#### Text block
The Week in Renewable Fights

A rundown of notable battles in the energy transition.

Map of projects.
Heatmap Illustration/Wiki Commons

1. York County, South Carolina Silfab Solar’s efforts to build a solar panel factory in coastal South Carolina have become a nexus of fear politics in recent weeks, even as the community’s Republican congressman tries to assuage residents’ concerns.

  • Members of the community are concerned about chemicals that will be used at the plant, which will be built near two schools. They also say they’re worried about the risk of fires or explosions.
  • A town meeting about Silfab last week was hosted by Representative Ralph Norman and drew more than a hundred people. It turned into a fury venting session. You can watch the drama play out in full here.
  • On his part, Norman seems to be straddling the line, trying to assure residents the project will be safe while recognizing that many are fretting about the project.
  • Move Silfab, a group campaigning to relocate the plant, is holding a community organizing event this Saturday.

2. Knox County, Nebraska North Fork Wind LLC last week joined with landowners to sue Knox County in federal court over expansions to a stepback ordinance that the company says were expressly designed to kill their 600-megawatt wind farm.

  • Knox County changed a 2,000-foot stepback into a 6,600-foot one earlier this year after a push by self-described “Wind Watchers,” what appears to be an ad hoc collection of activists that are opposing wind energy projects across Nebraska. Upon examining social media pages for some “Wind Watchers” groups, I can tell you there’s a lot of misinformation about wind and solar in their content feeds.
  • I’m watching ordinances and legal challenges like these closely. They’re quickly becoming an easy way for projects to get gummed up in administrative red tape over the concerns of fear-founded groups like Wind Watchers.

3. Madison County, Ohio What could be the largest agri-voltaics project in the U.S. may be poised for a showdown in the Ohio Supreme Court.

  • Savion Energy’s 800-megawatt Oak Run solar project was re-approved by the Ohio Power Siting Board last week after a lengthy battle with local opposition.
  • Critics then told local press they’re looking at taking this decision to the state Supreme Court as a last stand against the project.
  • This is happening as the same court will soon decide in two cases whether the Power Siting Board can reject solar projects based solely on whether there’s local dissent.

#### Requirements
#1 Quote the renewable-fights roundup word for word, everything from "Map of projects." down to "in full here.".
#2 In the records, rewrite everything from the first line down to the line containing "scrollbar-thumb[interactable] [1901, 0, 1905, 156]", changing "Flights" to "Trains" and leaving the rest as is.

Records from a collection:

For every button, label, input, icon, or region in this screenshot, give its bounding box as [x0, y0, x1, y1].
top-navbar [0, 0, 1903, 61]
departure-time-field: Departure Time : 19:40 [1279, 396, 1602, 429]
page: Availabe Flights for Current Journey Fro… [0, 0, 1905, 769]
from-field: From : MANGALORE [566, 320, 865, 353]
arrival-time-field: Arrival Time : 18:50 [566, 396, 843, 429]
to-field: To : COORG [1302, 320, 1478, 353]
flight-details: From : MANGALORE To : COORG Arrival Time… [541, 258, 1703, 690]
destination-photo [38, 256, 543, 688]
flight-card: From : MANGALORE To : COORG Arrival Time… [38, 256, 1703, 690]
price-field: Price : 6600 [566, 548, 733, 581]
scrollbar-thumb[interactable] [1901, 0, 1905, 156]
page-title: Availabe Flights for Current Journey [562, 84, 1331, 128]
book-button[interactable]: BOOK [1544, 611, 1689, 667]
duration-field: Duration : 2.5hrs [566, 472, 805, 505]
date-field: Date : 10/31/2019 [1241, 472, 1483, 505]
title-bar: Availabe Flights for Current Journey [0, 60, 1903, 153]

#### The responses
#1
Map of projects.
Heatmap Illustration/Wiki Commons

1. York County, South Carolina Silfab Solar’s efforts to build a solar panel factory in coastal South Carolina have become a nexus of fear politics in recent weeks, even as the community’s Republican congressman tries to assuage residents’ concerns.

  • Members of the community are concerned about chemicals that will be used at the plant, which will be built near two schools. They also say they’re worried about the risk of fires or explosions.
  • A town meeting about Silfab last week was hosted by Representative Ralph Norman and drew more than a hundred people. It turned into a fury venting session. You can watch the drama play out in full here.

#2
For every button, label, input, icon, or region in this screenshot, give its bounding box as [x0, y0, x1, y1].
top-navbar [0, 0, 1903, 61]
departure-time-field: Departure Time : 19:40 [1279, 396, 1602, 429]
page: Availabe Trains for Current Journey Fro… [0, 0, 1905, 769]
from-field: From : MANGALORE [566, 320, 865, 353]
arrival-time-field: Arrival Time : 18:50 [566, 396, 843, 429]
to-field: To : COORG [1302, 320, 1478, 353]
flight-details: From : MANGALORE To : COORG Arrival Time… [541, 258, 1703, 690]
destination-photo [38, 256, 543, 688]
flight-card: From : MANGALORE To : COORG Arrival Time… [38, 256, 1703, 690]
price-field: Price : 6600 [566, 548, 733, 581]
scrollbar-thumb[interactable] [1901, 0, 1905, 156]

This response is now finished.